Instructions for the task> Copy the records that follow exactly as written, but not their pictures.

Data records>
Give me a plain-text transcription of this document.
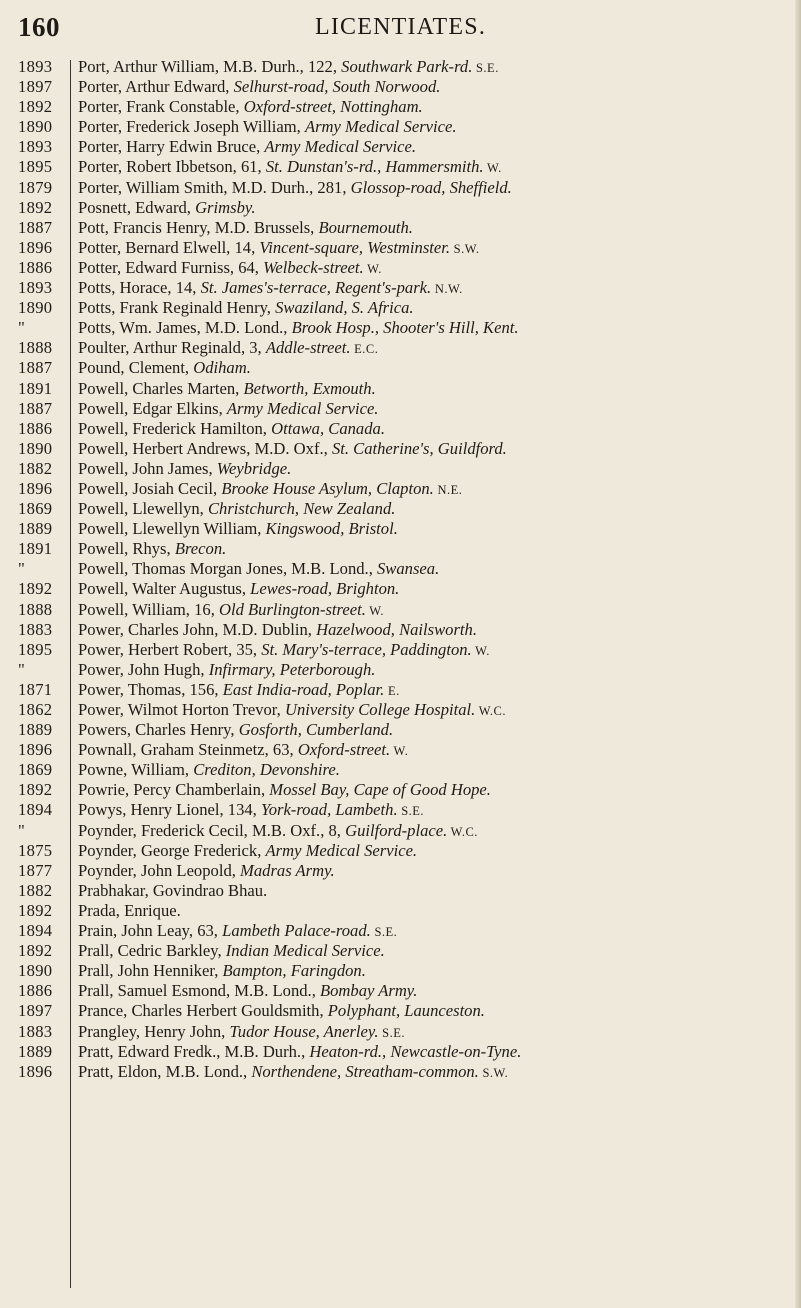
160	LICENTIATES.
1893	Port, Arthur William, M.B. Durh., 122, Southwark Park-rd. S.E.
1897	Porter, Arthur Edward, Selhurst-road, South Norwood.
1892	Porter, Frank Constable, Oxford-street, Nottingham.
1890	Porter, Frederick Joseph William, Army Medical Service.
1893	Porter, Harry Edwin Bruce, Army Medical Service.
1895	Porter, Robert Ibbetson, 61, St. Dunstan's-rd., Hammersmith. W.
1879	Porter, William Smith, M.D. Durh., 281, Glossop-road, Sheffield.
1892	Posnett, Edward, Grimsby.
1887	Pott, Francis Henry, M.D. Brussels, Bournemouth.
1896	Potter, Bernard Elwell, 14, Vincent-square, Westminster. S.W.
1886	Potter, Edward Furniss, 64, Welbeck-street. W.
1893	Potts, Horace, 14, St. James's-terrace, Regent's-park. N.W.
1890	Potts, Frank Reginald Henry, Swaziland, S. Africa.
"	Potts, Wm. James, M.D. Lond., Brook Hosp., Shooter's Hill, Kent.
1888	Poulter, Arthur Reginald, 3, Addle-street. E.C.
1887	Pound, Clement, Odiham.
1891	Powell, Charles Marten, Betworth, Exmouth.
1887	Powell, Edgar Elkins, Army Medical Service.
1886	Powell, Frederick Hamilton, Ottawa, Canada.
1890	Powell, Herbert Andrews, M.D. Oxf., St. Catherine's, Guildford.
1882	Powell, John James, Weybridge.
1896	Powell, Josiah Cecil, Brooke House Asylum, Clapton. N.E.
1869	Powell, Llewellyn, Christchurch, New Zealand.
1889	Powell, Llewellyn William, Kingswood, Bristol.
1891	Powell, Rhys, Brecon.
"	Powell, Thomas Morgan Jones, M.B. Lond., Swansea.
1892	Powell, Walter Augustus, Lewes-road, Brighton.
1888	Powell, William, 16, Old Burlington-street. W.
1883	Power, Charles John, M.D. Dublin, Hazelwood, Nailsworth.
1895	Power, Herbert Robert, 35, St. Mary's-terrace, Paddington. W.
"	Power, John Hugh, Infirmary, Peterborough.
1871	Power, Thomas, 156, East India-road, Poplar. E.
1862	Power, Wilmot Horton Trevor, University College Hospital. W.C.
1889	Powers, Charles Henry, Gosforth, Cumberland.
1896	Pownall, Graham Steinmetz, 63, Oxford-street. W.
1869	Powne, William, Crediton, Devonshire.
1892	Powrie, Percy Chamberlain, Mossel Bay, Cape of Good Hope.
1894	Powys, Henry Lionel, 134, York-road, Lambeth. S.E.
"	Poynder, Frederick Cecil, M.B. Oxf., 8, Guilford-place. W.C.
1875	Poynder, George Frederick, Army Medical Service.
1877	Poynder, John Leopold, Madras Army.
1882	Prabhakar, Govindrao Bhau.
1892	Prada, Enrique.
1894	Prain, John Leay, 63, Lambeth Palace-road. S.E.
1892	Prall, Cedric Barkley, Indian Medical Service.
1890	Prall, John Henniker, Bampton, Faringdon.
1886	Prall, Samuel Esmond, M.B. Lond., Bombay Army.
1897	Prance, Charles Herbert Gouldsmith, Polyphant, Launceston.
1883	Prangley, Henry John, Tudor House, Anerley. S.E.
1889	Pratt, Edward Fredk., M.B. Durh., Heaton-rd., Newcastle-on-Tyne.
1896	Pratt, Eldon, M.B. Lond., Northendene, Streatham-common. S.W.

Response>
Give me a plain-text transcription of this document.
160	LICENTIATES.
1893	Port, Arthur William, M.B. Durh., 122, Southwark Park-rd. S.E.
1897	Porter, Arthur Edward, Selhurst-road, South Norwood.
1892	Porter, Frank Constable, Oxford-street, Nottingham.
1890	Porter, Frederick Joseph William, Army Medical Service.
1893	Porter, Harry Edwin Bruce, Army Medical Service.
1895	Porter, Robert Ibbetson, 61, St. Dunstan's-rd., Hammersmith. W.
1879	Porter, William Smith, M.D. Durh., 281, Glossop-road, Sheffield.
1892	Posnett, Edward, Grimsby.
1887	Pott, Francis Henry, M.D. Brussels, Bournemouth.
1896	Potter, Bernard Elwell, 14, Vincent-square, Westminster. S.W.
1886	Potter, Edward Furniss, 64, Welbeck-street. W.
1893	Potts, Horace, 14, St. James's-terrace, Regent's-park. N.W.
1890	Potts, Frank Reginald Henry, Swaziland, S. Africa.
"	Potts, Wm. James, M.D. Lond., Brook Hosp., Shooter's Hill, Kent.
1888	Poulter, Arthur Reginald, 3, Addle-street. E.C.
1887	Pound, Clement, Odiham.
1891	Powell, Charles Marten, Betworth, Exmouth.
1887	Powell, Edgar Elkins, Army Medical Service.
1886	Powell, Frederick Hamilton, Ottawa, Canada.
1890	Powell, Herbert Andrews, M.D. Oxf., St. Catherine's, Guildford.
1882	Powell, John James, Weybridge.
1896	Powell, Josiah Cecil, Brooke House Asylum, Clapton. N.E.
1869	Powell, Llewellyn, Christchurch, New Zealand.
1889	Powell, Llewellyn William, Kingswood, Bristol.
1891	Powell, Rhys, Brecon.
"	Powell, Thomas Morgan Jones, M.B. Lond., Swansea.
1892	Powell, Walter Augustus, Lewes-road, Brighton.
1888	Powell, William, 16, Old Burlington-street. W.
1883	Power, Charles John, M.D. Dublin, Hazelwood, Nailsworth.
1895	Power, Herbert Robert, 35, St. Mary's-terrace, Paddington. W.
"	Power, John Hugh, Infirmary, Peterborough.
1871	Power, Thomas, 156, East India-road, Poplar. E.
1862	Power, Wilmot Horton Trevor, University College Hospital. W.C.
1889	Powers, Charles Henry, Gosforth, Cumberland.
1896	Pownall, Graham Steinmetz, 63, Oxford-street. W.
1869	Powne, William, Crediton, Devonshire.
1892	Powrie, Percy Chamberlain, Mossel Bay, Cape of Good Hope.
1894	Powys, Henry Lionel, 134, York-road, Lambeth. S.E.
"	Poynder, Frederick Cecil, M.B. Oxf., 8, Guilford-place. W.C.
1875	Poynder, George Frederick, Army Medical Service.
1877	Poynder, John Leopold, Madras Army.
1882	Prabhakar, Govindrao Bhau.
1892	Prada, Enrique.
1894	Prain, John Leay, 63, Lambeth Palace-road. S.E.
1892	Prall, Cedric Barkley, Indian Medical Service.
1890	Prall, John Henniker, Bampton, Faringdon.
1886	Prall, Samuel Esmond, M.B. Lond., Bombay Army.
1897	Prance, Charles Herbert Gouldsmith, Polyphant, Launceston.
1883	Prangley, Henry John, Tudor House, Anerley. S.E.
1889	Pratt, Edward Fredk., M.B. Durh., Heaton-rd., Newcastle-on-Tyne.
1896	Pratt, Eldon, M.B. Lond., Northendene, Streatham-common. S.W.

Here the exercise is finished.